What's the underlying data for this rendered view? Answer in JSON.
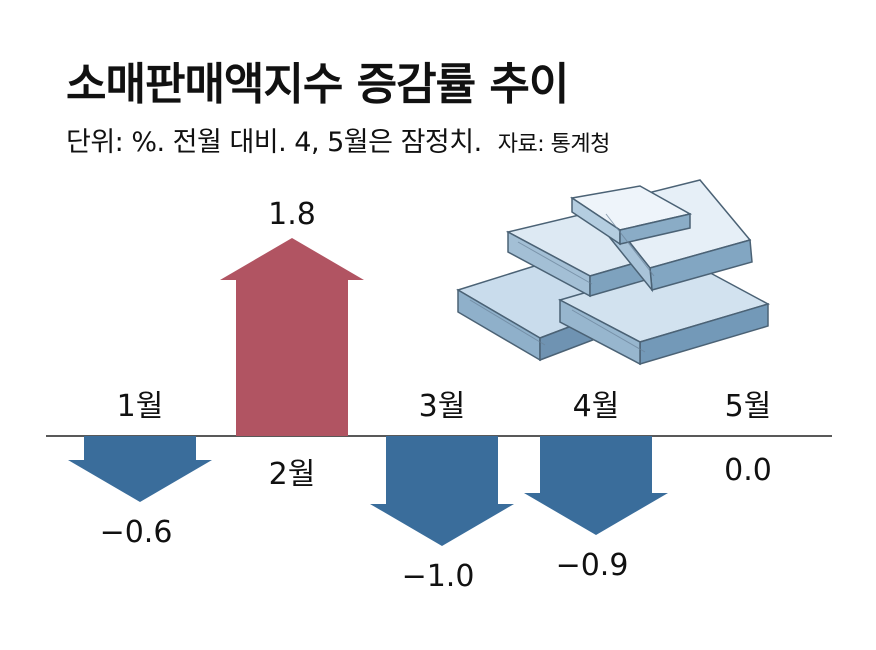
{
  "title": "소매판매액지수 증감률 추이",
  "subtitle": "단위: %. 전월 대비. 4, 5월은 잠정치.",
  "source": "자료: 통계청",
  "colors": {
    "up": "#b15462",
    "down": "#3a6d9b",
    "axis": "#222222"
  },
  "icon": "money-stack-icon",
  "chart_data": {
    "type": "bar",
    "title": "소매판매액지수 증감률 추이",
    "categories": [
      "1월",
      "2월",
      "3월",
      "4월",
      "5월"
    ],
    "values": [
      -0.6,
      1.8,
      -1.0,
      -0.9,
      0.0
    ],
    "value_labels": [
      "−0.6",
      "1.8",
      "−1.0",
      "−0.9",
      "0.0"
    ],
    "ylabel": "",
    "xlabel": "",
    "unit": "%",
    "grid": false,
    "legend": "none"
  }
}
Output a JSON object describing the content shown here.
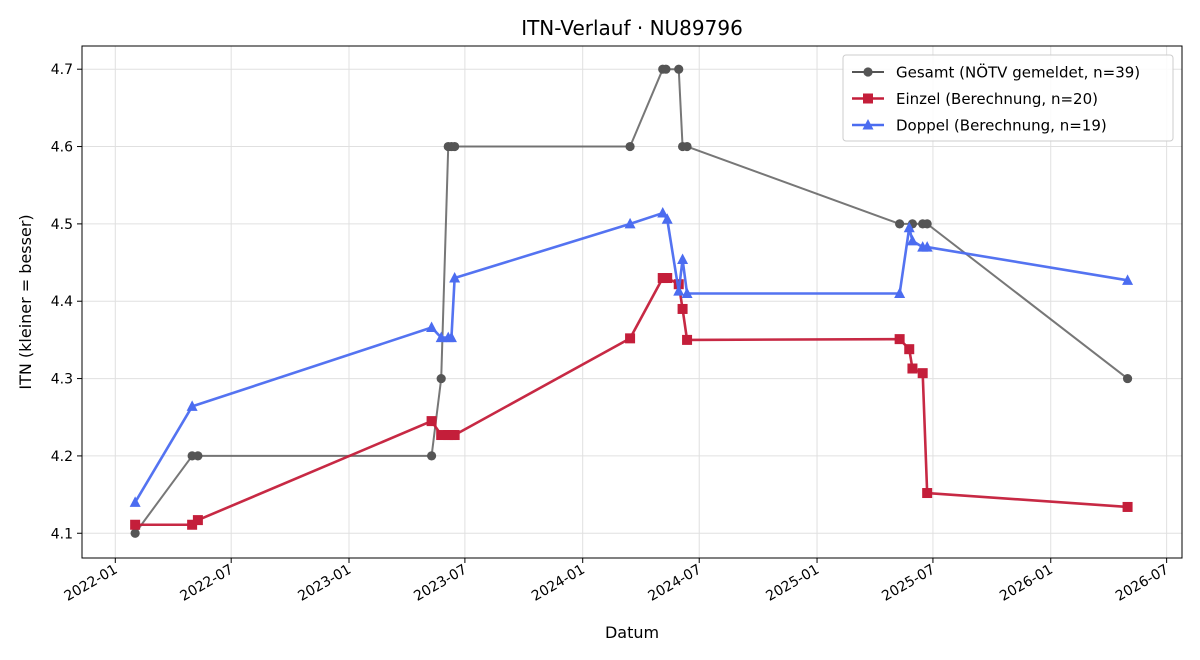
{
  "chart_data": {
    "type": "line",
    "title": "ITN-Verlauf · NU89796",
    "xlabel": "Datum",
    "ylabel": "ITN  (kleiner = besser)",
    "x_type": "date",
    "xlim": [
      "2021-11-10",
      "2026-07-25"
    ],
    "ylim": [
      4.068,
      4.73
    ],
    "x_ticks": [
      "2022-01-01",
      "2022-07-01",
      "2023-01-01",
      "2023-07-01",
      "2024-01-01",
      "2024-07-01",
      "2025-01-01",
      "2025-07-01",
      "2026-01-01",
      "2026-07-01"
    ],
    "x_tick_labels": [
      "2022-01",
      "2022-07",
      "2023-01",
      "2023-07",
      "2024-01",
      "2024-07",
      "2025-01",
      "2025-07",
      "2026-01",
      "2026-07"
    ],
    "y_ticks": [
      4.1,
      4.2,
      4.3,
      4.4,
      4.5,
      4.6,
      4.7
    ],
    "y_tick_labels": [
      "4.1",
      "4.2",
      "4.3",
      "4.4",
      "4.5",
      "4.6",
      "4.7"
    ],
    "grid": true,
    "legend_position": "top-right",
    "series": [
      {
        "name": "Gesamt (NÖTV gemeldet, n=39)",
        "color": "#555555",
        "marker": "circle",
        "points": [
          [
            "2022-02-01",
            4.1
          ],
          [
            "2022-05-01",
            4.2
          ],
          [
            "2022-05-10",
            4.2
          ],
          [
            "2023-05-10",
            4.2
          ],
          [
            "2023-05-25",
            4.3
          ],
          [
            "2023-06-05",
            4.6
          ],
          [
            "2023-06-10",
            4.6
          ],
          [
            "2023-06-15",
            4.6
          ],
          [
            "2024-03-15",
            4.6
          ],
          [
            "2024-05-05",
            4.7
          ],
          [
            "2024-05-10",
            4.7
          ],
          [
            "2024-05-30",
            4.7
          ],
          [
            "2024-06-05",
            4.6
          ],
          [
            "2024-06-12",
            4.6
          ],
          [
            "2025-05-10",
            4.5
          ],
          [
            "2025-05-30",
            4.5
          ],
          [
            "2025-06-15",
            4.5
          ],
          [
            "2025-06-22",
            4.5
          ],
          [
            "2026-05-01",
            4.3
          ]
        ]
      },
      {
        "name": "Einzel (Berechnung, n=20)",
        "color": "#c41e3a",
        "marker": "square",
        "points": [
          [
            "2022-02-01",
            4.111
          ],
          [
            "2022-05-01",
            4.111
          ],
          [
            "2022-05-10",
            4.117
          ],
          [
            "2023-05-10",
            4.245
          ],
          [
            "2023-05-25",
            4.227
          ],
          [
            "2023-06-05",
            4.227
          ],
          [
            "2023-06-10",
            4.227
          ],
          [
            "2023-06-15",
            4.227
          ],
          [
            "2024-03-15",
            4.352
          ],
          [
            "2024-05-05",
            4.43
          ],
          [
            "2024-05-12",
            4.43
          ],
          [
            "2024-05-30",
            4.422
          ],
          [
            "2024-06-05",
            4.39
          ],
          [
            "2024-06-12",
            4.35
          ],
          [
            "2025-05-10",
            4.351
          ],
          [
            "2025-05-25",
            4.338
          ],
          [
            "2025-05-30",
            4.313
          ],
          [
            "2025-06-15",
            4.307
          ],
          [
            "2025-06-22",
            4.152
          ],
          [
            "2026-05-01",
            4.134
          ]
        ]
      },
      {
        "name": "Doppel (Berechnung, n=19)",
        "color": "#4b6cf0",
        "marker": "triangle",
        "points": [
          [
            "2022-02-01",
            4.14
          ],
          [
            "2022-05-01",
            4.264
          ],
          [
            "2023-05-10",
            4.366
          ],
          [
            "2023-05-25",
            4.353
          ],
          [
            "2023-06-05",
            4.353
          ],
          [
            "2023-06-10",
            4.353
          ],
          [
            "2023-06-15",
            4.43
          ],
          [
            "2024-03-15",
            4.5
          ],
          [
            "2024-05-05",
            4.514
          ],
          [
            "2024-05-12",
            4.506
          ],
          [
            "2024-05-30",
            4.413
          ],
          [
            "2024-06-05",
            4.454
          ],
          [
            "2024-06-12",
            4.41
          ],
          [
            "2025-05-10",
            4.41
          ],
          [
            "2025-05-25",
            4.495
          ],
          [
            "2025-05-30",
            4.478
          ],
          [
            "2025-06-15",
            4.47
          ],
          [
            "2025-06-22",
            4.47
          ],
          [
            "2026-05-01",
            4.427
          ]
        ]
      }
    ]
  }
}
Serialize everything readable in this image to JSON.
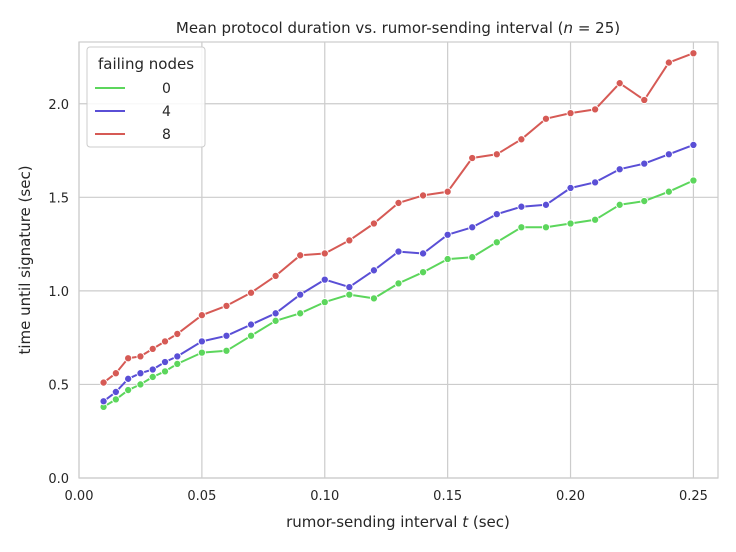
{
  "chart_data": {
    "type": "line",
    "title": "Mean protocol duration vs. rumor-sending interval (n = 25)",
    "xlabel": "rumor-sending interval t (sec)",
    "ylabel": "time until signature (sec)",
    "xlim": [
      0.0,
      0.26
    ],
    "ylim": [
      0.0,
      2.33
    ],
    "xticks": [
      0.0,
      0.05,
      0.1,
      0.15,
      0.2,
      0.25
    ],
    "xtick_labels": [
      "0.00",
      "0.05",
      "0.10",
      "0.15",
      "0.20",
      "0.25"
    ],
    "yticks": [
      0.0,
      0.5,
      1.0,
      1.5,
      2.0
    ],
    "ytick_labels": [
      "0.0",
      "0.5",
      "1.0",
      "1.5",
      "2.0"
    ],
    "grid": true,
    "legend": {
      "title": "failing nodes",
      "placement": "top-left"
    },
    "x": [
      0.01,
      0.015,
      0.02,
      0.025,
      0.03,
      0.035,
      0.04,
      0.05,
      0.06,
      0.07,
      0.08,
      0.09,
      0.1,
      0.11,
      0.12,
      0.13,
      0.14,
      0.15,
      0.16,
      0.17,
      0.18,
      0.19,
      0.2,
      0.21,
      0.22,
      0.23,
      0.24,
      0.25
    ],
    "series": [
      {
        "name": "0",
        "color": "#5cd65c",
        "values": [
          0.38,
          0.42,
          0.47,
          0.5,
          0.54,
          0.57,
          0.61,
          0.67,
          0.68,
          0.76,
          0.84,
          0.88,
          0.94,
          0.98,
          0.96,
          1.04,
          1.1,
          1.17,
          1.18,
          1.26,
          1.34,
          1.34,
          1.36,
          1.38,
          1.46,
          1.48,
          1.53,
          1.59
        ]
      },
      {
        "name": "4",
        "color": "#5a4fd6",
        "values": [
          0.41,
          0.46,
          0.53,
          0.56,
          0.58,
          0.62,
          0.65,
          0.73,
          0.76,
          0.82,
          0.88,
          0.98,
          1.06,
          1.02,
          1.11,
          1.21,
          1.2,
          1.3,
          1.34,
          1.41,
          1.45,
          1.46,
          1.55,
          1.58,
          1.65,
          1.68,
          1.73,
          1.78
        ]
      },
      {
        "name": "8",
        "color": "#d65a55",
        "values": [
          0.51,
          0.56,
          0.64,
          0.65,
          0.69,
          0.73,
          0.77,
          0.87,
          0.92,
          0.99,
          1.08,
          1.19,
          1.2,
          1.27,
          1.36,
          1.47,
          1.51,
          1.53,
          1.71,
          1.73,
          1.81,
          1.92,
          1.95,
          1.97,
          2.11,
          2.02,
          2.22,
          2.27
        ]
      }
    ]
  }
}
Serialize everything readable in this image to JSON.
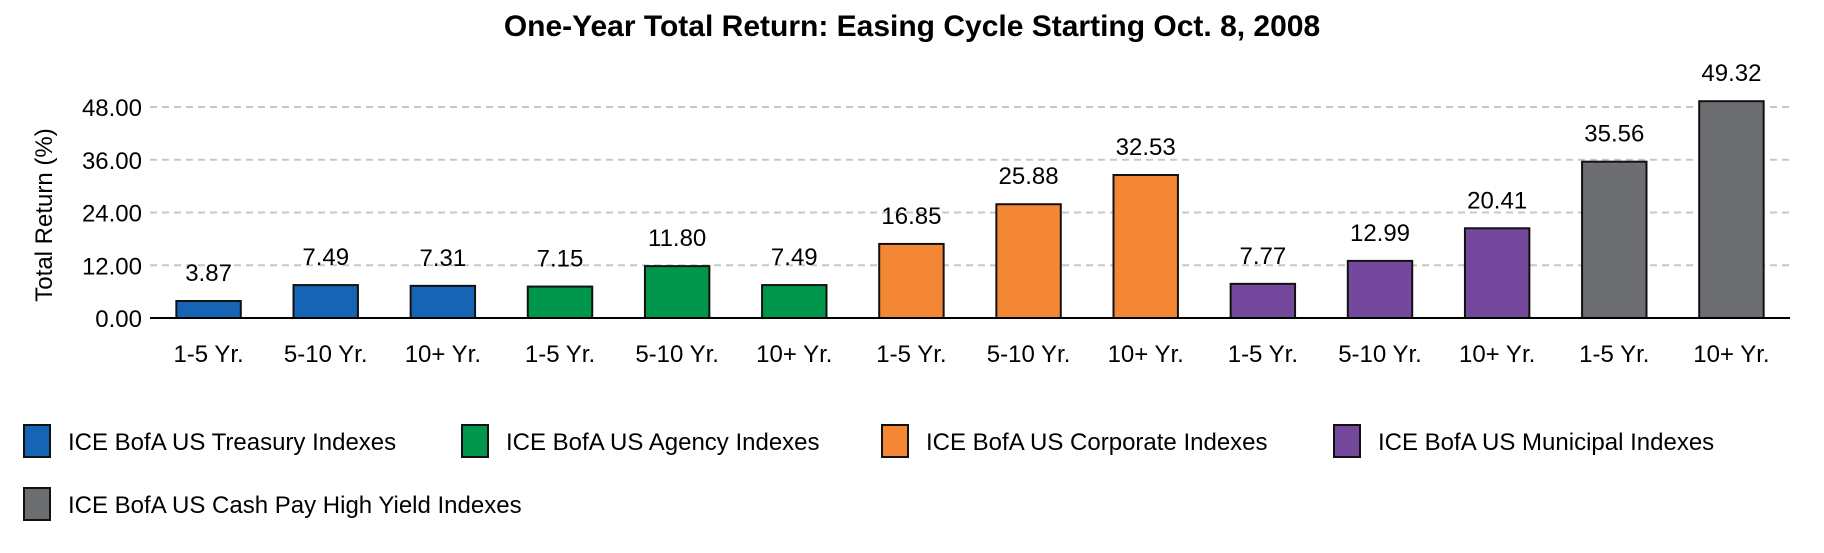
{
  "chart_data": {
    "type": "bar",
    "title": "One-Year Total Return: Easing Cycle Starting Oct. 8, 2008",
    "ylabel": "Total Return (%)",
    "xlabel": "",
    "ylim": [
      0,
      48
    ],
    "yticks": [
      "0.00",
      "12.00",
      "24.00",
      "36.00",
      "48.00"
    ],
    "grid": true,
    "legend_position": "bottom",
    "categories": [
      "1-5 Yr.",
      "5-10 Yr.",
      "10+ Yr.",
      "1-5 Yr.",
      "5-10 Yr.",
      "10+ Yr.",
      "1-5 Yr.",
      "5-10 Yr.",
      "10+ Yr.",
      "1-5 Yr.",
      "5-10 Yr.",
      "10+ Yr.",
      "1-5 Yr.",
      "10+ Yr."
    ],
    "values": [
      3.87,
      7.49,
      7.31,
      7.15,
      11.8,
      7.49,
      16.85,
      25.88,
      32.53,
      7.77,
      12.99,
      20.41,
      35.56,
      49.32
    ],
    "value_labels": [
      "3.87",
      "7.49",
      "7.31",
      "7.15",
      "11.80",
      "7.49",
      "16.85",
      "25.88",
      "32.53",
      "7.77",
      "12.99",
      "20.41",
      "35.56",
      "49.32"
    ],
    "bar_series": [
      0,
      0,
      0,
      1,
      1,
      1,
      2,
      2,
      2,
      3,
      3,
      3,
      4,
      4
    ],
    "series": [
      {
        "name": "ICE BofA US Treasury Indexes",
        "color": "#1565b4"
      },
      {
        "name": "ICE BofA US Agency Indexes",
        "color": "#00964b"
      },
      {
        "name": "ICE BofA US Corporate Indexes",
        "color": "#f48734"
      },
      {
        "name": "ICE BofA US Municipal Indexes",
        "color": "#74489d"
      },
      {
        "name": "ICE BofA US Cash Pay High Yield Indexes",
        "color": "#6d6e71"
      }
    ]
  }
}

Exercise objective:
Go through the records above, find every line with the word "marker", and list those lines.

Written reply:
        "marker": "circle",
        "marker": "square",
        "marker": "triangle",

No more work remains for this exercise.